### Direction:
Count lines with "data" in them. Report only the total.
-- START OF Input records --
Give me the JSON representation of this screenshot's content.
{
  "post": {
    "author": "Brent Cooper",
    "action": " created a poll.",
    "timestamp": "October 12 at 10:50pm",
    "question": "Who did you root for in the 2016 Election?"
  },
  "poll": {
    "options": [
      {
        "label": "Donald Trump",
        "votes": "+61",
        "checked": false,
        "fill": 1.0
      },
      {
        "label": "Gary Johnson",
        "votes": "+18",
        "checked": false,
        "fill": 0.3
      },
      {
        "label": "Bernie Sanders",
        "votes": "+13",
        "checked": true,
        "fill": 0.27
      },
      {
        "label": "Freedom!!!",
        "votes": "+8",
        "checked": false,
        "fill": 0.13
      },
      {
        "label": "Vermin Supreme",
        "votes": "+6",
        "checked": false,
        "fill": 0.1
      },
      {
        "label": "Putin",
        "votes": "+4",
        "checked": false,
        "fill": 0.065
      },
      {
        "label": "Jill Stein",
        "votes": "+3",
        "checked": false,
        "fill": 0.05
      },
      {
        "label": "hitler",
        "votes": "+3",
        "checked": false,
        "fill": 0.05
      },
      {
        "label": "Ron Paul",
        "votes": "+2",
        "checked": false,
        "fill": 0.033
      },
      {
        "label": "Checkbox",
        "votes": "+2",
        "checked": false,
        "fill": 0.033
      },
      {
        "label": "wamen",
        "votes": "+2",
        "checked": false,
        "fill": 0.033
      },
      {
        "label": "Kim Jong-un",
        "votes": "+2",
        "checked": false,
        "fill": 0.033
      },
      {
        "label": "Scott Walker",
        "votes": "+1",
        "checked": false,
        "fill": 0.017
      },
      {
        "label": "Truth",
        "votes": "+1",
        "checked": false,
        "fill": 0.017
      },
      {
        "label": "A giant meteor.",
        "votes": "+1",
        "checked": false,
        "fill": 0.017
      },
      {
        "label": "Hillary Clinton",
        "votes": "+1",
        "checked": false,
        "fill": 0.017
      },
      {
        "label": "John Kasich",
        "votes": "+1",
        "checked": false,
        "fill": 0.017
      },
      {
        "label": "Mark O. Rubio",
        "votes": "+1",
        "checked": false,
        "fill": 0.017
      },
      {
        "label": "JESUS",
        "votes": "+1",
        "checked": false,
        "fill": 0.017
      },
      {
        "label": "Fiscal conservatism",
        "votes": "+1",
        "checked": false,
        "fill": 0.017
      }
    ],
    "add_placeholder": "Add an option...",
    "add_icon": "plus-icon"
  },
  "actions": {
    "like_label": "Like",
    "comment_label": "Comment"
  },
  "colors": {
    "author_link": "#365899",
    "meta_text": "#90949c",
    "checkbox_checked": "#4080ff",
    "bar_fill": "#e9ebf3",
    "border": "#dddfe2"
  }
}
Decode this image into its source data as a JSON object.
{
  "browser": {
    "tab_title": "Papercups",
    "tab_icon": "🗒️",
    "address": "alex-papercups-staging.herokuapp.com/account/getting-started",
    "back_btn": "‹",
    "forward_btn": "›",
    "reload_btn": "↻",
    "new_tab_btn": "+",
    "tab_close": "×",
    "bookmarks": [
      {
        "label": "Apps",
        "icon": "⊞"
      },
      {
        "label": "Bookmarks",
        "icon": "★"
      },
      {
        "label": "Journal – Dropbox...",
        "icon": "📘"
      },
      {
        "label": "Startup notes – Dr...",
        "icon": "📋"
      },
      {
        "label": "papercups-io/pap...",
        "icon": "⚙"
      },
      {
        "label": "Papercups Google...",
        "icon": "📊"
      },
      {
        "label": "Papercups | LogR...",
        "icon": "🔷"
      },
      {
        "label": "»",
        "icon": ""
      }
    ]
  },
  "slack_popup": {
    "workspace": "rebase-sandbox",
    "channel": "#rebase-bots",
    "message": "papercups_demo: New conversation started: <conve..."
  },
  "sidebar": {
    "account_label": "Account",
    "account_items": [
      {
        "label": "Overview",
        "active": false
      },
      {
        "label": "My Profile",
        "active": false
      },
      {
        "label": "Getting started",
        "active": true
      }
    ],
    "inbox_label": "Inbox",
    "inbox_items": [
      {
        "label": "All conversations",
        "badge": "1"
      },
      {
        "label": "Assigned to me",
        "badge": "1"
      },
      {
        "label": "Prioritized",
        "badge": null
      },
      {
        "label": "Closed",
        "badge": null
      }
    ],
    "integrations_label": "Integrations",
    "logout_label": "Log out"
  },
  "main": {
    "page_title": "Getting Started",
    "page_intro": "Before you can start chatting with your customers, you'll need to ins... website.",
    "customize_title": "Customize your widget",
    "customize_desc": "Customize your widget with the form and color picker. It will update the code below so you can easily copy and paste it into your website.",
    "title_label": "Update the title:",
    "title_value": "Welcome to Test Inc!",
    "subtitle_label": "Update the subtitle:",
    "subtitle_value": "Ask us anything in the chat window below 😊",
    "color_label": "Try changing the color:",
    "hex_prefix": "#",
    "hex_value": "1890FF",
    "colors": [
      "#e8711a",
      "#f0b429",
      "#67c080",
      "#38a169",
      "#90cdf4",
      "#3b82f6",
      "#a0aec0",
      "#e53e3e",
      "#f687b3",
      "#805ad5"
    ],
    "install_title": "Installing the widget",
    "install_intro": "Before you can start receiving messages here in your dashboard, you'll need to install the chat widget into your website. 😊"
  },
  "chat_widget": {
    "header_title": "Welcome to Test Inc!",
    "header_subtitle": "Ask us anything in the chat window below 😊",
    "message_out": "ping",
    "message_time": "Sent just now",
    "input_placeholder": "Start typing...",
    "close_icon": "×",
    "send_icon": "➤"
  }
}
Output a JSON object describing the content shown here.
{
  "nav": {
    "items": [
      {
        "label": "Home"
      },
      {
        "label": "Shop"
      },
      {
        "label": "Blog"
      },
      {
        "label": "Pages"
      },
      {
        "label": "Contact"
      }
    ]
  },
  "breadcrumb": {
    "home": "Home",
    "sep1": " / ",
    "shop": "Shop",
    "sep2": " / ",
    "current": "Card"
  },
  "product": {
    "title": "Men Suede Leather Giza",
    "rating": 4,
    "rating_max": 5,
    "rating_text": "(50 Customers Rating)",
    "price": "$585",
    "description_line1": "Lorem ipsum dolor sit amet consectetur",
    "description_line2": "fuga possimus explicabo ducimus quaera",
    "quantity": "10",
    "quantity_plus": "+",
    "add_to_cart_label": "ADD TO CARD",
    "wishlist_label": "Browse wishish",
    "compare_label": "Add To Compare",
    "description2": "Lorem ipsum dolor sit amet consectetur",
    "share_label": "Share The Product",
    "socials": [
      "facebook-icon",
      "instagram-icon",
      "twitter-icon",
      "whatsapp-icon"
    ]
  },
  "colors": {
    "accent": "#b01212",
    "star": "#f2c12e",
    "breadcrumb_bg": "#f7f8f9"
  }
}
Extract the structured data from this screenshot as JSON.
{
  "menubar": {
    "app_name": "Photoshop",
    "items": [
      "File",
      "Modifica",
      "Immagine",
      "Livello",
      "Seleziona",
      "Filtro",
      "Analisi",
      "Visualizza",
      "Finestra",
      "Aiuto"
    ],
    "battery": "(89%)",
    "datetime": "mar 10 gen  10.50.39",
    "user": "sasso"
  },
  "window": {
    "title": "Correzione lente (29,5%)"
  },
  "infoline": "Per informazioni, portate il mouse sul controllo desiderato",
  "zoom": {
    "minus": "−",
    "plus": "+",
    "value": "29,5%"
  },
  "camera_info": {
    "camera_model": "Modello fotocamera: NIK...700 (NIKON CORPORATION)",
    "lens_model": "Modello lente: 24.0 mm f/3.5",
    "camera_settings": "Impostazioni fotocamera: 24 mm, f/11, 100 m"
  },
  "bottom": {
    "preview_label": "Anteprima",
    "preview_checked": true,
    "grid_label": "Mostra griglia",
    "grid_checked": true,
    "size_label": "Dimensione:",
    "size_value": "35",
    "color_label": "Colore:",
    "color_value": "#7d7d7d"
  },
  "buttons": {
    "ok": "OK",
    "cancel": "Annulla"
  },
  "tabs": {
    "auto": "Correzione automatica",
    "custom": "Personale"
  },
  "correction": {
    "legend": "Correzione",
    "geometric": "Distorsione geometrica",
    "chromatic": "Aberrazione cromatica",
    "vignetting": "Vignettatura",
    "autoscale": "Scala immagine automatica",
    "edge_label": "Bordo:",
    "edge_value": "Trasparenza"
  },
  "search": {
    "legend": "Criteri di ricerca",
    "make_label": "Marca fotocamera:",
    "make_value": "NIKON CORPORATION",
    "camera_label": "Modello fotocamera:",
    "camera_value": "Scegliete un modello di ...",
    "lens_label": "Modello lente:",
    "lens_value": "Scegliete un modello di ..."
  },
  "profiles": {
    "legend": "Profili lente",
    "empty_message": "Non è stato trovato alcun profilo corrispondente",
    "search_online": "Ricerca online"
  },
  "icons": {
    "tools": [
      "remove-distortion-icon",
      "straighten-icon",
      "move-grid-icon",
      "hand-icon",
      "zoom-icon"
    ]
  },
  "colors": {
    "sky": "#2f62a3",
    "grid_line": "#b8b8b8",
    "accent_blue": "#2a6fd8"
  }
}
-- END OF Input records --
### Solved exercise:
2